Texto extraído
# # #
Señala María del Pino en el prólogo cuál fue el origen de esta obra. El carácter aparentemente anecdótico de la revelación apenas encubre un asunto de mayor calado. En mayo de 2001 se celebró un encuentro de investigadores y estudiosos en la Universidad Nacional de Córdoba (Argentina). «Una parte de dichas jornadas se celebró en el Salón de Grados de la citada Universidad, que había sido la capilla jesuita de los españoles, en la antigua Córdoba del Tucumán». Los asistentes constataron la calidad y belleza del edificio. «Tal es la perfección de la obra que ha permitido su uso continuado desde la fundación de dicha institución por la Compañía de Jesús en el año 1613. En aquel momento y en aquel lugar surgió la idea de impulsar una investigación que pusiera en valor el papel de la monarquía española en la América hispana desde la perspectiva de la organización de sus infraestructuras económicas y sociales».

Aunque echamos de menos un capítulo final que opere como valoración de conjunto de todo lo expuesto en las páginas anteriores, el último párrafo puede servir hasta cierto punto como imperfecto colofón y, al tiempo, como reflejo del cumplimiento de los propósitos mencionados en el aludido prólogo. Dejo por completo aquí, para terminar, la palabra a los autores, sin intromisión por mi parte: en casi todos los aspectos, señalan, «la tarea era ingente. Pese a ello, en lo referente a las infraestructuras de la monarquía global española, los logros eran gigantescos. La medida de las prioridades del Estado y los esfuerzos de los ingenieros se vislumbran en la larga lista de obras públicas (…) que sirvieron a la pacificación, civilización, salud, supervivencia, defensa, asentamiento, comunicaciones, productividad, evangelización y comercio de las comunidades multiétnicas que constituyeron el Imperio. Los españoles a menudo se compararon a sí mismos —para mal— con imperialistas al estilo de los romanos, de quienes se sirvieron como modelo en sus políticas y también en el énfasis en la ingeniería que asumieron. El Imperio romano duró, según los modos que se usen para evaluarlo, quizá mil años más que el español. Sin embargo, si no nos dejamos abrumar por la aceleración de los cambios actuales, no fue un logro menor mantener un imperio tan vasto y diverso tanto tiempo en las circunstancias tan poco favorables de la primera globalización. ¿Habría sido posible sin la inversión en bienestar que representaron las infraestructuras y obras públicas, o sin las alianzas ventajosas que supusieron para tantas comunidades y elites colaboradoras? Lo dudamos mucho».
# # #
Descripción de la tarea
Reescribe como lista breve el párrafo del texto extraído que empieza con «Señala María del Pino en el prólogo», sin perder sus hechos principales. Los datos que vienen a continuación no guardan relación con el texto extraído.

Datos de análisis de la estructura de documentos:
# # #
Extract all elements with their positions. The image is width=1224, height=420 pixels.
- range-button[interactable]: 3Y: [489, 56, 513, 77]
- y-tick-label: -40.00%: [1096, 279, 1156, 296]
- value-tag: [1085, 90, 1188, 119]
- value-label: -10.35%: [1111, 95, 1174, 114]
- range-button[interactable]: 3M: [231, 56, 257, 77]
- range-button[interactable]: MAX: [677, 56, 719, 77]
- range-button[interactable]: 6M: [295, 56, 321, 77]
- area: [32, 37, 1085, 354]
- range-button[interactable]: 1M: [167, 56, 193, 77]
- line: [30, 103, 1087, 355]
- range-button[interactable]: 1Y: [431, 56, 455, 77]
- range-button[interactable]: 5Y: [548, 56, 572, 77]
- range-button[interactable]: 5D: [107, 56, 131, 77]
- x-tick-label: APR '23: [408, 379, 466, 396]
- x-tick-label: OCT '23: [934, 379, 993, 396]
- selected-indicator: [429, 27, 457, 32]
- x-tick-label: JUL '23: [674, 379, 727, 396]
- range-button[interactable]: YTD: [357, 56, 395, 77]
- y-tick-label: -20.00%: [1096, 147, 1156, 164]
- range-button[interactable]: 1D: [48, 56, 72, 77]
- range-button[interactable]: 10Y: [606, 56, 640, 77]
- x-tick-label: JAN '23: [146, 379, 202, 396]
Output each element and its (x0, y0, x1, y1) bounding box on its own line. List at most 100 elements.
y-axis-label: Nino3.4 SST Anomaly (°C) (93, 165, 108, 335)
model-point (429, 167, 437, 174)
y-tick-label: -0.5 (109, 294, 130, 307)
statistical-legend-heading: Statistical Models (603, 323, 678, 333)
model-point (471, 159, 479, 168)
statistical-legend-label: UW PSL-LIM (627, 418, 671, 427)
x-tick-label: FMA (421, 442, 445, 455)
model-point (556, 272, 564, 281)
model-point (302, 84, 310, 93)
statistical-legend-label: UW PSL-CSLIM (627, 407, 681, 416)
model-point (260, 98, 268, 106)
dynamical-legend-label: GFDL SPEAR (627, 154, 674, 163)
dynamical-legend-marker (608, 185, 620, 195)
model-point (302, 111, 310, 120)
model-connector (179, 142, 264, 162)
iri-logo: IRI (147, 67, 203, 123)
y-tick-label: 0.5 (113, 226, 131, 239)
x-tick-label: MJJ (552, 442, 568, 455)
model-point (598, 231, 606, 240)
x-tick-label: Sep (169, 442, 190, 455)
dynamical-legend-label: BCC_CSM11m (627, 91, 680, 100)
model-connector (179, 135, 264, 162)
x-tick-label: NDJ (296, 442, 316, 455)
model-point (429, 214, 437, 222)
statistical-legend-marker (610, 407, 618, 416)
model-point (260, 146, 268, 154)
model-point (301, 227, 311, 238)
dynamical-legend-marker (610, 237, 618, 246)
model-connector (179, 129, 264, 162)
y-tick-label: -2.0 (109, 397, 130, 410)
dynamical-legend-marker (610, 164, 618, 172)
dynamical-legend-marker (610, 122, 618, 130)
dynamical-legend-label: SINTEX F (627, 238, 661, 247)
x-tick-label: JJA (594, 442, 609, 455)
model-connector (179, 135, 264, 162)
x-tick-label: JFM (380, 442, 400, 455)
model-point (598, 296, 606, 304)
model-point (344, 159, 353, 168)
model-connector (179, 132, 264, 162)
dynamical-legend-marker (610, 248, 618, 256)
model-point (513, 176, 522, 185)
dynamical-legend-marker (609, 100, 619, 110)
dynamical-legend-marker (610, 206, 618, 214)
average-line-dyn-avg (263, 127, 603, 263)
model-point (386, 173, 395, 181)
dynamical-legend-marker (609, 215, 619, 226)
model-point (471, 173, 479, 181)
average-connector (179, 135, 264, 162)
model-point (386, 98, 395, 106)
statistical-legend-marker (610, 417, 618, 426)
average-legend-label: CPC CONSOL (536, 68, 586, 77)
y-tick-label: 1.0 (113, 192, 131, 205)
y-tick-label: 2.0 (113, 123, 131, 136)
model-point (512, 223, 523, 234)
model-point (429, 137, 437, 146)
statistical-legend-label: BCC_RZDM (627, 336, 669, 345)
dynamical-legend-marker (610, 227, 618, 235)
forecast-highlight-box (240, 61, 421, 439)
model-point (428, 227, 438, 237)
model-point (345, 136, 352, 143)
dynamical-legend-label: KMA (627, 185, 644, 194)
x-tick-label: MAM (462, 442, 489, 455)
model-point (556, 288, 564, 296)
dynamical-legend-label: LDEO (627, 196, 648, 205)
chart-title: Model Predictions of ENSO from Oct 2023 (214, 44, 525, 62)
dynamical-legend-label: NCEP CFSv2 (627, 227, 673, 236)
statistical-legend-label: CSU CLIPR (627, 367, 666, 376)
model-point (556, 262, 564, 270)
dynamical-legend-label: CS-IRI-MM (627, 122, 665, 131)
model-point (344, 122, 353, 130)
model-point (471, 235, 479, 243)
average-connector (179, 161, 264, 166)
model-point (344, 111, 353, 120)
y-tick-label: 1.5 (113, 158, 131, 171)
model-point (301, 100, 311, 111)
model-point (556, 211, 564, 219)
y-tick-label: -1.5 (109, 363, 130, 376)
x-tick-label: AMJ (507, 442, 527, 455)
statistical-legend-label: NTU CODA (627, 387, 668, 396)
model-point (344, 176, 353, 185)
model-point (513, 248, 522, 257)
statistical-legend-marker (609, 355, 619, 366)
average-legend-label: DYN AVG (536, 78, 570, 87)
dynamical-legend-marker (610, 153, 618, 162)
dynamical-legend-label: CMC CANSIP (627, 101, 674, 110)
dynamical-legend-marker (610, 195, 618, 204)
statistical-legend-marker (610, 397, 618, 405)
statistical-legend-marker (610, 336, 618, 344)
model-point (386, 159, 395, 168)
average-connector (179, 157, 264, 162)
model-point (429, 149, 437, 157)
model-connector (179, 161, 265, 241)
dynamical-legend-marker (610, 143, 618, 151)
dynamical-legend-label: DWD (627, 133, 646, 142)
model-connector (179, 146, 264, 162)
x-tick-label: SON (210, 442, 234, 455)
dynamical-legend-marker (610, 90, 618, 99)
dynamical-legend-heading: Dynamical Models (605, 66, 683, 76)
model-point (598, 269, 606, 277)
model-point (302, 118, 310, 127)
# # #
Resultado
- En el prólogo, María del Pino explica el origen de la obra.
- En mayo de 2001 hubo un encuentro de investigadores y estudiosos en la Universidad Nacional de Córdoba (Argentina).
- Parte de las jornadas tuvo lugar en el Salón de Grados, antigua capilla jesuita de los españoles en la antigua Córdoba del Tucumán.
- Los asistentes comprobaron la calidad y belleza del edificio, usado sin interrupción desde que la Compañía de Jesús fundó la institución en 1613.
- Allí nació la idea de investigar el papel de la monarquía española en la América hispana desde la organización de sus infraestructuras económicas y sociales.